Data excerpts:
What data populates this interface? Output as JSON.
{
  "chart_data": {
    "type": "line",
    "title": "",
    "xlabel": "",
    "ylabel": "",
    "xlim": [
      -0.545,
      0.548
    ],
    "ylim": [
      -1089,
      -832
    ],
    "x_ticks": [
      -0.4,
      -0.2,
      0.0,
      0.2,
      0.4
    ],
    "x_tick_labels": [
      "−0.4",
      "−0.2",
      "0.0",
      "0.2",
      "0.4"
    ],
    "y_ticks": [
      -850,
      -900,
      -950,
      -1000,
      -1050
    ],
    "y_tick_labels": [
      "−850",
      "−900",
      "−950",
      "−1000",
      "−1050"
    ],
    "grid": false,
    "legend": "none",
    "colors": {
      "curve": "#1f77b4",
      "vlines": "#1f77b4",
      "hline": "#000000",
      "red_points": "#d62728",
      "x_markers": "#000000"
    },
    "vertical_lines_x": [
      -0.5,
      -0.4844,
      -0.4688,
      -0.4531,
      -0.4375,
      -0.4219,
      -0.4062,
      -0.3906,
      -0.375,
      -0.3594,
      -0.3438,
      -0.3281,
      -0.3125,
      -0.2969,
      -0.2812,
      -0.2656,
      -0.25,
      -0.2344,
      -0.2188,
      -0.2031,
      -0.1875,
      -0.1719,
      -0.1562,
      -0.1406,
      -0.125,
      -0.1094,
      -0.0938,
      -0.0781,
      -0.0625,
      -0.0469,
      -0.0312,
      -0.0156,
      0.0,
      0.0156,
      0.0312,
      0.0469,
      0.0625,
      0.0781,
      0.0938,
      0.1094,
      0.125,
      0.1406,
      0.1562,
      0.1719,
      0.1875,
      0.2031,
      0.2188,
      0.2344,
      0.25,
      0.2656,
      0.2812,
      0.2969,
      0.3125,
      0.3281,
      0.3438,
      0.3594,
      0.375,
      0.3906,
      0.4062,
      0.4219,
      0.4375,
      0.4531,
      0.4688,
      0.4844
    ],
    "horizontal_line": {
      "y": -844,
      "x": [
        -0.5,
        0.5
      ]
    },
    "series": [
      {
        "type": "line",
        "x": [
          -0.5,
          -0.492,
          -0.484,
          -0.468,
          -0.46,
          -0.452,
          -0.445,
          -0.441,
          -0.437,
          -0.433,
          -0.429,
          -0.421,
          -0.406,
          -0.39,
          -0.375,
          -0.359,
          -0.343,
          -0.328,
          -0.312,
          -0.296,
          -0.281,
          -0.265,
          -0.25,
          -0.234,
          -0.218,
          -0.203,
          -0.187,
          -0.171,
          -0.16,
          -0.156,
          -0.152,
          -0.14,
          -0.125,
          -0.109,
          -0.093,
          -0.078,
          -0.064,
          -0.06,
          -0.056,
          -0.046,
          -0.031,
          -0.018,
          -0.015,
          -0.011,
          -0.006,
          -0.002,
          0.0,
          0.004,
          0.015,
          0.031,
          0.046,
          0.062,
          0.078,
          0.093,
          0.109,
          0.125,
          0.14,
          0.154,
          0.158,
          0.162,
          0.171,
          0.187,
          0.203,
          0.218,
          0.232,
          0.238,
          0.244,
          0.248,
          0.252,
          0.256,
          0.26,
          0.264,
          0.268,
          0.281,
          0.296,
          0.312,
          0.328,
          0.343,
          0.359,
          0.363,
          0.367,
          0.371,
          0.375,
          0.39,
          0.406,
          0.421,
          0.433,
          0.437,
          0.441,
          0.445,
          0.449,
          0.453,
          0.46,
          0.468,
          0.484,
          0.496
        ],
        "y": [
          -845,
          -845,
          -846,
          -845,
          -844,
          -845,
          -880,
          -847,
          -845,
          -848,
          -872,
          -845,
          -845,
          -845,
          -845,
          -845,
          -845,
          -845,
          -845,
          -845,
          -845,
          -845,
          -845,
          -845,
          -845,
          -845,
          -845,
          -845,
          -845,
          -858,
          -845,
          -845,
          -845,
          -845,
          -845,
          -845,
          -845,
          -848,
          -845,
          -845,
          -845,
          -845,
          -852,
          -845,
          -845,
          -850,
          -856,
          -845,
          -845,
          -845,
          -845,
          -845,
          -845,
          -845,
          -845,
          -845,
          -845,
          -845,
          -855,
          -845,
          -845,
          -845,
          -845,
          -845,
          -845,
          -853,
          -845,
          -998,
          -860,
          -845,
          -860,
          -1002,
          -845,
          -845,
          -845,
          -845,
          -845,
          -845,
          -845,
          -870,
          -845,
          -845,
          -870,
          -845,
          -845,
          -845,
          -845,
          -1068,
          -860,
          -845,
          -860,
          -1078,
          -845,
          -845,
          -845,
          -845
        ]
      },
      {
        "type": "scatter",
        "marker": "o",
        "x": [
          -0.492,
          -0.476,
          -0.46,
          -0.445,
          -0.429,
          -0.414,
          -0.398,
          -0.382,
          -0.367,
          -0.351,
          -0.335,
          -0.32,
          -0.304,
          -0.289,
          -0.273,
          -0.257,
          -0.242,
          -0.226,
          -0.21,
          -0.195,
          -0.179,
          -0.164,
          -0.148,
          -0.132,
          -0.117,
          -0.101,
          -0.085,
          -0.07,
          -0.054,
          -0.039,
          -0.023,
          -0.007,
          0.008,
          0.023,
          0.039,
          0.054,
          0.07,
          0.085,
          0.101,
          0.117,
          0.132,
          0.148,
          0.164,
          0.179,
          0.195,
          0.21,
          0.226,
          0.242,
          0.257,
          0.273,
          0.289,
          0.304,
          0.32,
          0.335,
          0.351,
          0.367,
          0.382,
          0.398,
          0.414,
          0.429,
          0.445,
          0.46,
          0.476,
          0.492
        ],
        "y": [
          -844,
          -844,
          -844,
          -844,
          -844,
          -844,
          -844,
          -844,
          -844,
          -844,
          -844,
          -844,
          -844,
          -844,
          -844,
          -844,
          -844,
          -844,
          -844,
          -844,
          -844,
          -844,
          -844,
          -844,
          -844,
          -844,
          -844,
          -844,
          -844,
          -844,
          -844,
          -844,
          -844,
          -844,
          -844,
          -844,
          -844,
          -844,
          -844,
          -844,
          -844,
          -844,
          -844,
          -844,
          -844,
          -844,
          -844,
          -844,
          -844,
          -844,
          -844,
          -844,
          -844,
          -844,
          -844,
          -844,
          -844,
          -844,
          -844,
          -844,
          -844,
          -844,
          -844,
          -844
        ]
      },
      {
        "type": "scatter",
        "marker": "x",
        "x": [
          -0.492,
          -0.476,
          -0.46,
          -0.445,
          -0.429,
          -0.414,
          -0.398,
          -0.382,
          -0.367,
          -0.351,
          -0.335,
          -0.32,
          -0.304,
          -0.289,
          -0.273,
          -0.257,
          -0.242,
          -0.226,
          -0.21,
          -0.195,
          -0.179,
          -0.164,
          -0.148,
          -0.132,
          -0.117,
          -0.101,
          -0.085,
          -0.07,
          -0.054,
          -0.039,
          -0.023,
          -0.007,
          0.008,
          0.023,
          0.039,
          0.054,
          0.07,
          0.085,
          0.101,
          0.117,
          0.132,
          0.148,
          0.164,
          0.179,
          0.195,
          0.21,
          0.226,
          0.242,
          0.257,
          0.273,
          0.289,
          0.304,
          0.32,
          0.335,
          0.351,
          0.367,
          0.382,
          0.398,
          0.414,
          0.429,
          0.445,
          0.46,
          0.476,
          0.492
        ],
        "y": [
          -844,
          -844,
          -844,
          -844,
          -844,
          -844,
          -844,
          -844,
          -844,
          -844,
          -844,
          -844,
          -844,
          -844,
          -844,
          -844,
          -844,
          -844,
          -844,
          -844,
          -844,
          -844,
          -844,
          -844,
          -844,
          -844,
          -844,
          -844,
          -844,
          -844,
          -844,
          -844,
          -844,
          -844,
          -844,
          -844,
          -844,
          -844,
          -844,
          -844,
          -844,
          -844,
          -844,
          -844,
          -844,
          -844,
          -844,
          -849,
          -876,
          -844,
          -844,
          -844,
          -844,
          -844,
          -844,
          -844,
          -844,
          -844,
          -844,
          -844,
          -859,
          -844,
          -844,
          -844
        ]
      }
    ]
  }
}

Required work: Identify the lines above that contain the word "type", then copy them.

Response:
    "type": "line",
        "type": "line",
        "type": "scatter",
        "type": "scatter",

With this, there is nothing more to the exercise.